- Entries shown:
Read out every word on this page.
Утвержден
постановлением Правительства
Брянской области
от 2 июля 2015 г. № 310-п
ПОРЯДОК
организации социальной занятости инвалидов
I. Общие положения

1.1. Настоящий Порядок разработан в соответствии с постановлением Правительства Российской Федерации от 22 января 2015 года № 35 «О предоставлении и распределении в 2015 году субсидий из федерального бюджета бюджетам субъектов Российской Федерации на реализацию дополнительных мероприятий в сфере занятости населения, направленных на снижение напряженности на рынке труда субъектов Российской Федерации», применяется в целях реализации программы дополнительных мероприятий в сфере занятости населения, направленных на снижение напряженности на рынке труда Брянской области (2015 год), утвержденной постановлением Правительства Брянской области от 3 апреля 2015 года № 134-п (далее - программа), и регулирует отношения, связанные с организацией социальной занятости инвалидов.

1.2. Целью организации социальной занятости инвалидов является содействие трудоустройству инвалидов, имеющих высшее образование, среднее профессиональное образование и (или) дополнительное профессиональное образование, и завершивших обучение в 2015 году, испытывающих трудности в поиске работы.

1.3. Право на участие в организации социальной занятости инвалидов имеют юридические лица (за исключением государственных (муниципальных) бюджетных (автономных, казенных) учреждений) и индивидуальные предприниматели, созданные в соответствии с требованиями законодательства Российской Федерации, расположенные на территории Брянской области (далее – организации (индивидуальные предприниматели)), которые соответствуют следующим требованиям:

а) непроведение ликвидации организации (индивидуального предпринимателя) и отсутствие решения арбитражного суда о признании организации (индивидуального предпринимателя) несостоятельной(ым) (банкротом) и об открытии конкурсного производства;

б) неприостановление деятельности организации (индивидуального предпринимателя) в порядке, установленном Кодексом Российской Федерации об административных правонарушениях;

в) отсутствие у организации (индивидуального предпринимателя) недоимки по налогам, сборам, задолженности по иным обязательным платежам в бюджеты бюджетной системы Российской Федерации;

---

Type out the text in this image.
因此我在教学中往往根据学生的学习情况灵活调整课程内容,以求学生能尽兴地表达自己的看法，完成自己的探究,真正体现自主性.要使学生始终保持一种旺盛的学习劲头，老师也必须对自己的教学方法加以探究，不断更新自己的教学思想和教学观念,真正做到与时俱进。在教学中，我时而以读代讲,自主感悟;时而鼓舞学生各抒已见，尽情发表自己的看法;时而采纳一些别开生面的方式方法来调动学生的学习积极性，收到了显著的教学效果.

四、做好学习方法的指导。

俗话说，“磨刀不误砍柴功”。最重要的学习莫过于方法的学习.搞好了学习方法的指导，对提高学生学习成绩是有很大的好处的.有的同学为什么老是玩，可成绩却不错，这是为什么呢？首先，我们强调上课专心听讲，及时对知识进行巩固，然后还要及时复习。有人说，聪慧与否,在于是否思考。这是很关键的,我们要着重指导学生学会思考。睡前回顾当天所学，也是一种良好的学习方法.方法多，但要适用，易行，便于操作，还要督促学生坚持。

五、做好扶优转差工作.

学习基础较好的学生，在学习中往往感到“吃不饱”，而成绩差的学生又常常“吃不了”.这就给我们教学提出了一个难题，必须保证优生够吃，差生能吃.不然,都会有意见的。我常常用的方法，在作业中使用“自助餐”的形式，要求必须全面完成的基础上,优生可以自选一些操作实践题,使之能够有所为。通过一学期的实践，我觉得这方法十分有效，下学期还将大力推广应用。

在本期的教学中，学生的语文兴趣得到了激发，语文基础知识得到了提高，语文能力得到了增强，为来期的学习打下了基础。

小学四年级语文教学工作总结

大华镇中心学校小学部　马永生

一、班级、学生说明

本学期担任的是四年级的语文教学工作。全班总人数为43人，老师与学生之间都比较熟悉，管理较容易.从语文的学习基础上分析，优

- Problem description:
Scan the material line by line and report each one that contains "Брянской".

- The output:
Брянской области
1.1. Настоящий Порядок разработан в соответствии с постановлением Правительства Российской Федерации от 22 января 2015 года № 35 «О предоставлении и распределении в 2015 году субсидий из федерального бюджета бюджетам субъектов Российской Федерации на реализацию дополнительных мероприятий в сфере занятости населения, направленных на снижение напряженности на рынке труда субъектов Российской Федерации», применяется в целях реализации программы дополнительных мероприятий в сфере занятости населения, направленных на снижение напряженности на рынке труда Брянской области (2015 год), утвержденной постановлением Правительства Брянской области от 3 апреля 2015 года № 134-п (далее - программа), и регулирует отношения, связанные с организацией социальной занятости инвалидов.
1.3. Право на участие в организации социальной занятости инвалидов имеют юридические лица (за исключением государственных (муниципальных) бюджетных (автономных, казенных) учреждений) и индивидуальные предприниматели, созданные в соответствии с требованиями законодательства Российской Федерации, расположенные на территории Брянской области (далее – организации (индивидуальные предприниматели)), которые соответствуют следующим требованиям:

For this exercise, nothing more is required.